■ Task instructions: List all lines of the data that include the string "ylabel".

■ Figure record extracts:

— begin —

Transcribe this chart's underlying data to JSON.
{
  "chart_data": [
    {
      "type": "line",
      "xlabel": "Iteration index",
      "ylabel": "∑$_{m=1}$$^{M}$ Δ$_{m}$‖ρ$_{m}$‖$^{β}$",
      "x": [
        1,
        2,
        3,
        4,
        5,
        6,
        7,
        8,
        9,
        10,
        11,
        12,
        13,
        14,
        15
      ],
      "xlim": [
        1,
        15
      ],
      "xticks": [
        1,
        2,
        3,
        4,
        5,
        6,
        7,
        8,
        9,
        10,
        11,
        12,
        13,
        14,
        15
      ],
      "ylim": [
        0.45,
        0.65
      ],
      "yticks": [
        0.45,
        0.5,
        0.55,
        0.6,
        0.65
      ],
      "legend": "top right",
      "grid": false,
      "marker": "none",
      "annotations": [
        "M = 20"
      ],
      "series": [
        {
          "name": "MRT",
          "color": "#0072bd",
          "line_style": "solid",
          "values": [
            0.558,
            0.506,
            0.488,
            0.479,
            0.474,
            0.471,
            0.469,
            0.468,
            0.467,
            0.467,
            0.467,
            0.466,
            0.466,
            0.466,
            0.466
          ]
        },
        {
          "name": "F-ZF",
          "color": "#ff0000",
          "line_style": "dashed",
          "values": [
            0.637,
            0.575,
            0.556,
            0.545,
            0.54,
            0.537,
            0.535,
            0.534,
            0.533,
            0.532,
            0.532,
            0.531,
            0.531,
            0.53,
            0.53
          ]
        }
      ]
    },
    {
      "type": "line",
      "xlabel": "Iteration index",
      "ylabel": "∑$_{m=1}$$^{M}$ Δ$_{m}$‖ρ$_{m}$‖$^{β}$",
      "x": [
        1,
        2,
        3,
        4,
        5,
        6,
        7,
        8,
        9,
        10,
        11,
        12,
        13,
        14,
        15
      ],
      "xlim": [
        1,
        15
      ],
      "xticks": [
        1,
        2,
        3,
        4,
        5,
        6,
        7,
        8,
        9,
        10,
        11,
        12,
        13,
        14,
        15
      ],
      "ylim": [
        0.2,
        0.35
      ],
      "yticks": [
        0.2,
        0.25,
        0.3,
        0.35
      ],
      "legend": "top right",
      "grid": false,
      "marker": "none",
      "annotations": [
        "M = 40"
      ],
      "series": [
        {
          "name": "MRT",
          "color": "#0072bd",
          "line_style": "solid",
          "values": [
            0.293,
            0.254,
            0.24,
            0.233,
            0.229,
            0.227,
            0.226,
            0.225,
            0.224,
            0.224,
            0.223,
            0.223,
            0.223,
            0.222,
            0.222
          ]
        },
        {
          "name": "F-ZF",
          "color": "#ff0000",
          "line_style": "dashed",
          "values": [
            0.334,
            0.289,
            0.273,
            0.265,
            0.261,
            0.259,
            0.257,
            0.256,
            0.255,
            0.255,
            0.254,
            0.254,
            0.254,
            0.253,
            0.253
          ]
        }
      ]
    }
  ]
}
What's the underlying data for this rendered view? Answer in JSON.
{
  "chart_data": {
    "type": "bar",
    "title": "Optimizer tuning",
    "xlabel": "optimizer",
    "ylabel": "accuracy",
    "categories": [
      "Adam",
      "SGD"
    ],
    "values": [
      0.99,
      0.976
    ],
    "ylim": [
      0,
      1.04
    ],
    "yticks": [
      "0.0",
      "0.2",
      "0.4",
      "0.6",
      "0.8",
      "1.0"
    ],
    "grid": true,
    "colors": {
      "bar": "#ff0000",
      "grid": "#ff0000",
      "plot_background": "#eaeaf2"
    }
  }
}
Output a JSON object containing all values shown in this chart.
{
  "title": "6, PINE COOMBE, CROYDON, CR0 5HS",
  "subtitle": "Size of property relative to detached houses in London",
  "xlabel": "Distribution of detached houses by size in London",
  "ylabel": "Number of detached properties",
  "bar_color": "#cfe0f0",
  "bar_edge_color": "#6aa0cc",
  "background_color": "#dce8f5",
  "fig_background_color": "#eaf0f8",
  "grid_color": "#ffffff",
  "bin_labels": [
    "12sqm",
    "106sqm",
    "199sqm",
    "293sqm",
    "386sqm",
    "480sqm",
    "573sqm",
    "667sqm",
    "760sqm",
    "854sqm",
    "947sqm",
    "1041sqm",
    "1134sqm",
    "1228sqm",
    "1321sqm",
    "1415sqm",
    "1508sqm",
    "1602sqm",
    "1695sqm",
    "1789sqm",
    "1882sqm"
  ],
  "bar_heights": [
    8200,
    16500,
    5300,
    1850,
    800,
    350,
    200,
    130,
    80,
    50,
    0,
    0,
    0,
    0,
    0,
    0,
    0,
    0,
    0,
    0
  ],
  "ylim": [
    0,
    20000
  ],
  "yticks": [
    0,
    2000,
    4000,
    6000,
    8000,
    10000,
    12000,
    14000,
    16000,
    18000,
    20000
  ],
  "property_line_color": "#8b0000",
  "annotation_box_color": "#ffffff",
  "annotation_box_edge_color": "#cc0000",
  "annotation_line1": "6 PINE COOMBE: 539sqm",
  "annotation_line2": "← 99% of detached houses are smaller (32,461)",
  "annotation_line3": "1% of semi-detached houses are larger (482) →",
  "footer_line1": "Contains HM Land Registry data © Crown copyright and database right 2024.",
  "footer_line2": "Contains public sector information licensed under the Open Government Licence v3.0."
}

— end —

■ Result below:
      "ylabel": "∑$_{m=1}$$^{M}$ Δ$_{m}$‖ρ$_{m}$‖$^{β}$",
      "ylabel": "∑$_{m=1}$$^{M}$ Δ$_{m}$‖ρ$_{m}$‖$^{β}$",
    "ylabel": "accuracy",
  "ylabel": "Number of detached properties",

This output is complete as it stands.